[Stored data entries]
## BEGIN

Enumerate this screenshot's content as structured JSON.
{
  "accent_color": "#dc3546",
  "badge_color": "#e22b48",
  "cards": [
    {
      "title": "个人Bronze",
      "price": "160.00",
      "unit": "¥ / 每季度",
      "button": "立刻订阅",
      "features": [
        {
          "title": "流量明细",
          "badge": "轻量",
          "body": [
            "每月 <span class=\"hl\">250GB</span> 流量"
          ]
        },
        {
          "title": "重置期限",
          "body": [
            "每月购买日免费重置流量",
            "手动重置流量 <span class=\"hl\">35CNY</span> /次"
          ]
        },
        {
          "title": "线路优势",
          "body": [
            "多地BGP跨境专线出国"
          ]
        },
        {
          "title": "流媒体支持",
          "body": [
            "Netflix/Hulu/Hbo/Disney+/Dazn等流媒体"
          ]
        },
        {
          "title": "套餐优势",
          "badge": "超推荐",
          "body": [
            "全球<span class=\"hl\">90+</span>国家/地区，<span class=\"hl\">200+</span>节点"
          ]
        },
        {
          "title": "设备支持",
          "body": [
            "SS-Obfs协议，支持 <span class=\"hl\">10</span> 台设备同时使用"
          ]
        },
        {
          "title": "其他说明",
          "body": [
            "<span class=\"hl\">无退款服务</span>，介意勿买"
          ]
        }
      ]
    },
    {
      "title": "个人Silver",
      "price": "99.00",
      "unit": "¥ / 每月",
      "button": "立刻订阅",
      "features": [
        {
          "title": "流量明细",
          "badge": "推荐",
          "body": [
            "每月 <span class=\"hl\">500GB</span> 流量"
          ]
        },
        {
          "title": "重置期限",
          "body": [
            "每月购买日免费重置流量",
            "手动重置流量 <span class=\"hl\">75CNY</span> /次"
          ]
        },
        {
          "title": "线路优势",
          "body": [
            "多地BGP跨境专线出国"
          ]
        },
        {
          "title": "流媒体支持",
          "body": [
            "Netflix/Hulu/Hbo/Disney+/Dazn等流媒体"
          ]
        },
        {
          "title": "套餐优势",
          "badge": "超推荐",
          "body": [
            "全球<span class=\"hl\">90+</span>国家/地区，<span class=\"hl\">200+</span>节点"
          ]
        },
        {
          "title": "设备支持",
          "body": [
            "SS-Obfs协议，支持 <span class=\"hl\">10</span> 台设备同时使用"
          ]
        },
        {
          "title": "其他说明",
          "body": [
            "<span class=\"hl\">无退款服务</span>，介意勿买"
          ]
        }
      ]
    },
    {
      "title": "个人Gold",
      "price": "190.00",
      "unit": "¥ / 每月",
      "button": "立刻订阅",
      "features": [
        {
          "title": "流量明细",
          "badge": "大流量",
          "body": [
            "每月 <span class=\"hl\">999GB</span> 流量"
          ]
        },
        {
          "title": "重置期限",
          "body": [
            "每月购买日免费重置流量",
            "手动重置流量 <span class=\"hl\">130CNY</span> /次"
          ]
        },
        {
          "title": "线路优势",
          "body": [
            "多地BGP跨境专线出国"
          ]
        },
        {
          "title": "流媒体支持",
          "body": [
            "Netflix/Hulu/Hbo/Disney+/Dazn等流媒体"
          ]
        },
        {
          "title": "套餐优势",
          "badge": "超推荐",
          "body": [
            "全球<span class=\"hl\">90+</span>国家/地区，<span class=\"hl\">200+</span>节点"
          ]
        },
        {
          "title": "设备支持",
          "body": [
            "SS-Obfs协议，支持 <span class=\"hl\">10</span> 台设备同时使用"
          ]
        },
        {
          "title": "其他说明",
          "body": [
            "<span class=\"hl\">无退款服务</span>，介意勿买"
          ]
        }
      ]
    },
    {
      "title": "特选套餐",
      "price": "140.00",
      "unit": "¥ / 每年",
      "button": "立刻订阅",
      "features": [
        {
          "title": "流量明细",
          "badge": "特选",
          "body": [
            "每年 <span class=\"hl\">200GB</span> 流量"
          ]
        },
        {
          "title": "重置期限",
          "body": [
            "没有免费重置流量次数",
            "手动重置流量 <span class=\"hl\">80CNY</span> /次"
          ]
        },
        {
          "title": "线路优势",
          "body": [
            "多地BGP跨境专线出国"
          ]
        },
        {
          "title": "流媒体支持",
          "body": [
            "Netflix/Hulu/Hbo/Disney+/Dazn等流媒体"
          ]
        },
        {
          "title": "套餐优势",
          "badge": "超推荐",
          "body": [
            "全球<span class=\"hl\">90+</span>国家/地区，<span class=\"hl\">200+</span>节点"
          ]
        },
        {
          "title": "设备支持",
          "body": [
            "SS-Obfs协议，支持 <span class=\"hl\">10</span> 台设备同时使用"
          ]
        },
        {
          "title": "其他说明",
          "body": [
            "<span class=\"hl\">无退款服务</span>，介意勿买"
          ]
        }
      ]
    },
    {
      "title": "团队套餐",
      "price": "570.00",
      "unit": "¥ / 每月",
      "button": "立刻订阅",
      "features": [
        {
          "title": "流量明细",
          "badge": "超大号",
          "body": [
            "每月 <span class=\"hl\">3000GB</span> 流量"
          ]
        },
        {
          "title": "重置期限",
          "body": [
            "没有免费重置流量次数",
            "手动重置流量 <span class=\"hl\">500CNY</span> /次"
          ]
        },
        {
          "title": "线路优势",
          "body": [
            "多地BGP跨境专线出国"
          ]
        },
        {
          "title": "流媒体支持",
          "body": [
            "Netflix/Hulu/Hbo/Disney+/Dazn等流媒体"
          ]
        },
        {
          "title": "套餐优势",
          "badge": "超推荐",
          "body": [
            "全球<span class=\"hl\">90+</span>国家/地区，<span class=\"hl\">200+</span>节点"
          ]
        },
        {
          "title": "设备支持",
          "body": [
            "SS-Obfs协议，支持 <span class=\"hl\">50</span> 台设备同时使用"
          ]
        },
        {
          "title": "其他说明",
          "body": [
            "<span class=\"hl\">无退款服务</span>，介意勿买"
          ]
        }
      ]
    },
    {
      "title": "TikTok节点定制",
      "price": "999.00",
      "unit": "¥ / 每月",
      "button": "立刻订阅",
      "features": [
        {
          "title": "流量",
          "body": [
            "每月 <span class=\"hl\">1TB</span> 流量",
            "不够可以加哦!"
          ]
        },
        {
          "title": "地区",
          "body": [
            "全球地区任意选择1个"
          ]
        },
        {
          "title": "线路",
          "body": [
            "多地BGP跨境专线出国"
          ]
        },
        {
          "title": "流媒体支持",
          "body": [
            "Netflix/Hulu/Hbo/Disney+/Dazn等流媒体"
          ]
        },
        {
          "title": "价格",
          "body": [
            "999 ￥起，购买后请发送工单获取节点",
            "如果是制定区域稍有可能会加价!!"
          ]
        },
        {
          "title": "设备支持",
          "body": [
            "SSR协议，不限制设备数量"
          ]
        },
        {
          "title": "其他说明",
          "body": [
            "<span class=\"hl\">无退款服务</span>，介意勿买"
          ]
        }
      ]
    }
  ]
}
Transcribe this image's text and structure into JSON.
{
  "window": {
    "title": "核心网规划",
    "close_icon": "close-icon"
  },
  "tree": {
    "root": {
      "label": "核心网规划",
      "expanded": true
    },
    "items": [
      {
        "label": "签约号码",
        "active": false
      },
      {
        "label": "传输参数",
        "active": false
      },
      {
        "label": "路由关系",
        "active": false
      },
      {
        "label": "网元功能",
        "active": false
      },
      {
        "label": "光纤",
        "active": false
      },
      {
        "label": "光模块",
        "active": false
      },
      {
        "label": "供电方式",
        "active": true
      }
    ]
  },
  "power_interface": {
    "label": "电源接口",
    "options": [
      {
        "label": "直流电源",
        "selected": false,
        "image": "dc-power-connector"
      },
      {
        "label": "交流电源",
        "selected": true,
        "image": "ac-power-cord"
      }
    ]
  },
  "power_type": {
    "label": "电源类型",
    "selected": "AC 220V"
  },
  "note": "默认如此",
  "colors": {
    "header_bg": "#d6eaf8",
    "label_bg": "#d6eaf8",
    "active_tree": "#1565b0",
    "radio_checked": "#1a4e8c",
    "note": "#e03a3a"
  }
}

## END

- **Task instructions**: Copy exactly the lines of the listing above, beginning at the line with "Transcribe this image's" and ending at its final line; write out nothing else.

- **Full solution**:
Transcribe this image's text and structure into JSON.
{
  "window": {
    "title": "核心网规划",
    "close_icon": "close-icon"
  },
  "tree": {
    "root": {
      "label": "核心网规划",
      "expanded": true
    },
    "items": [
      {
        "label": "签约号码",
        "active": false
      },
      {
        "label": "传输参数",
        "active": false
      },
      {
        "label": "路由关系",
        "active": false
      },
      {
        "label": "网元功能",
        "active": false
      },
      {
        "label": "光纤",
        "active": false
      },
      {
        "label": "光模块",
        "active": false
      },
      {
        "label": "供电方式",
        "active": true
      }
    ]
  },
  "power_interface": {
    "label": "电源接口",
    "options": [
      {
        "label": "直流电源",
        "selected": false,
        "image": "dc-power-connector"
      },
      {
        "label": "交流电源",
        "selected": true,
        "image": "ac-power-cord"
      }
    ]
  },
  "power_type": {
    "label": "电源类型",
    "selected": "AC 220V"
  },
  "note": "默认如此",
  "colors": {
    "header_bg": "#d6eaf8",
    "label_bg": "#d6eaf8",
    "active_tree": "#1565b0",
    "radio_checked": "#1a4e8c",
    "note": "#e03a3a"
  }
}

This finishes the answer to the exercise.